*What this task involves*: Every line below should be copied exactly; drop the pictures.
────
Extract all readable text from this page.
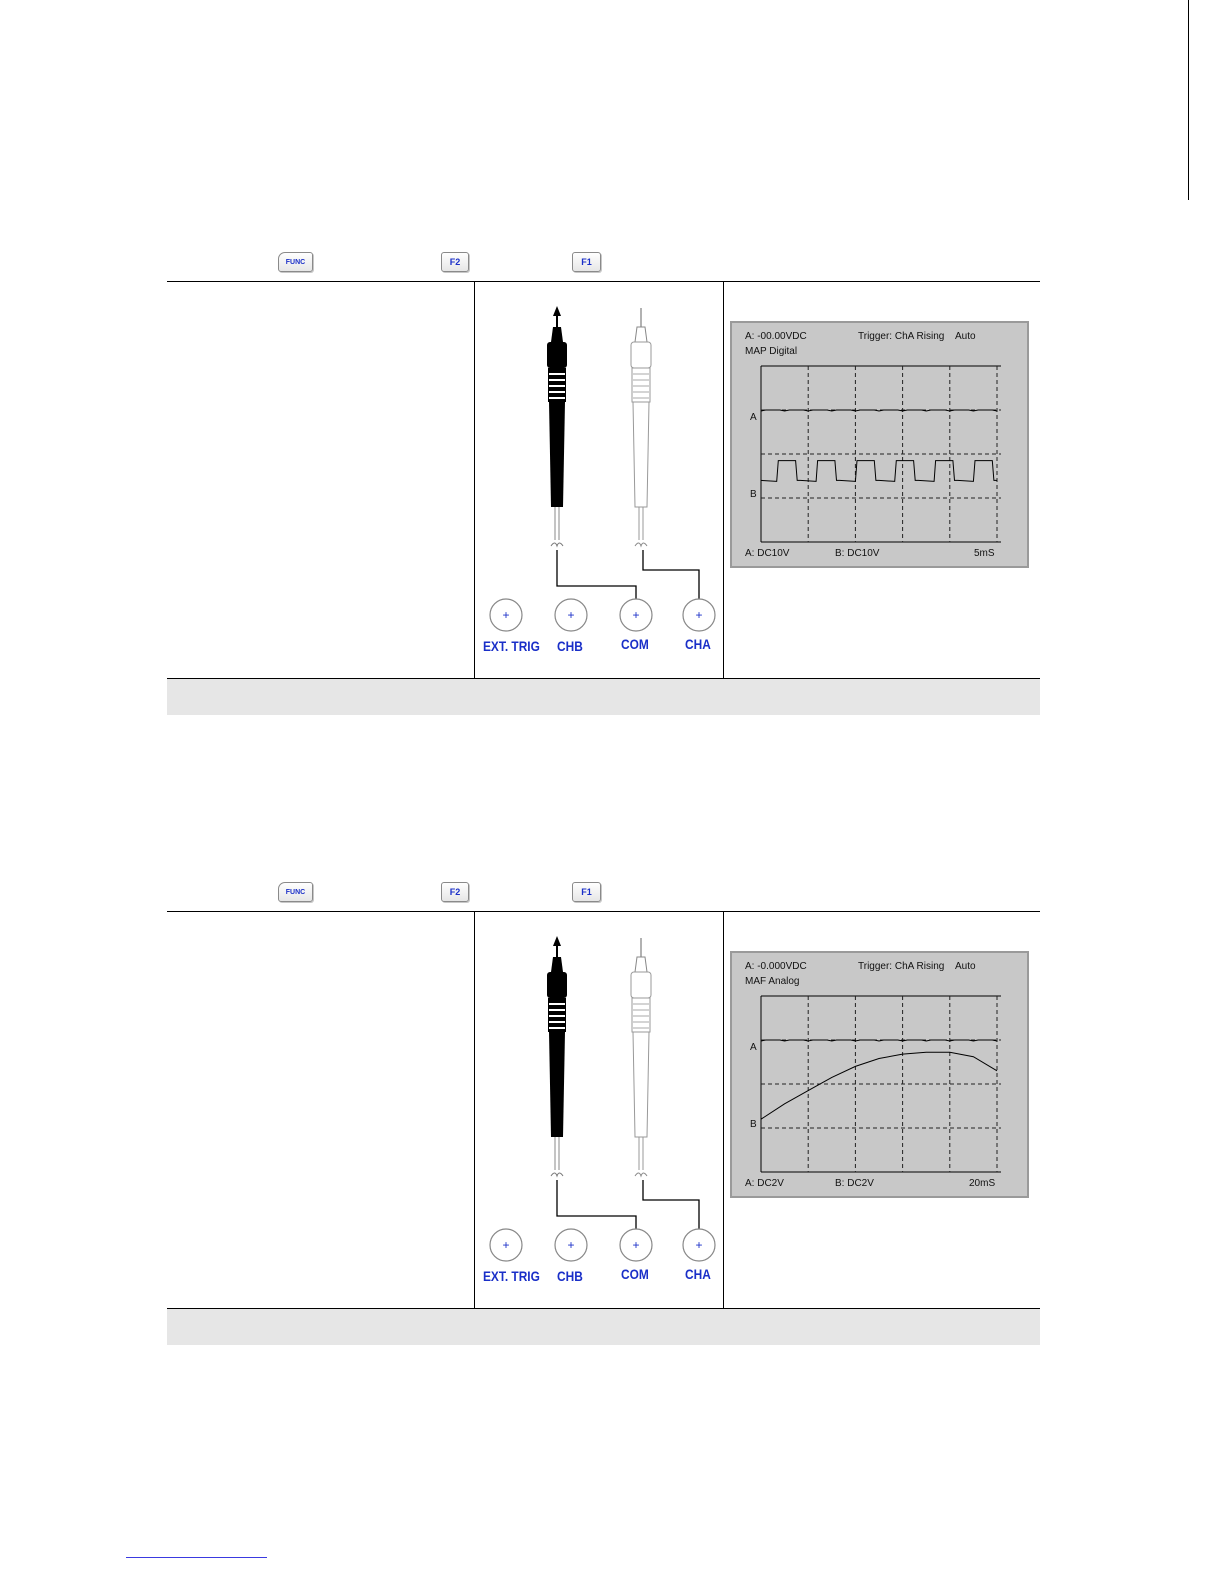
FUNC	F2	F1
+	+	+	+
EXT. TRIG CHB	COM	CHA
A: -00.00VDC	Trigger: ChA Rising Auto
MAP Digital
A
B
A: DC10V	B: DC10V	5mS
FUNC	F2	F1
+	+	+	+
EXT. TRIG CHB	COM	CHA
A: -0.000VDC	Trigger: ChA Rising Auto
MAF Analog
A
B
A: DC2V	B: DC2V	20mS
────
*Solution to this exercise*:
Extract all readable text from this page.
FUNC	F2	F1
+	+	+	+
EXT. TRIG CHB	COM	CHA
A: -00.00VDC	Trigger: ChA Rising Auto
MAP Digital
A
B
A: DC10V	B: DC10V	5mS
FUNC	F2	F1
+	+	+	+
EXT. TRIG CHB	COM	CHA
A: -0.000VDC	Trigger: ChA Rising Auto
MAF Analog
A
B
A: DC2V	B: DC2V	20mS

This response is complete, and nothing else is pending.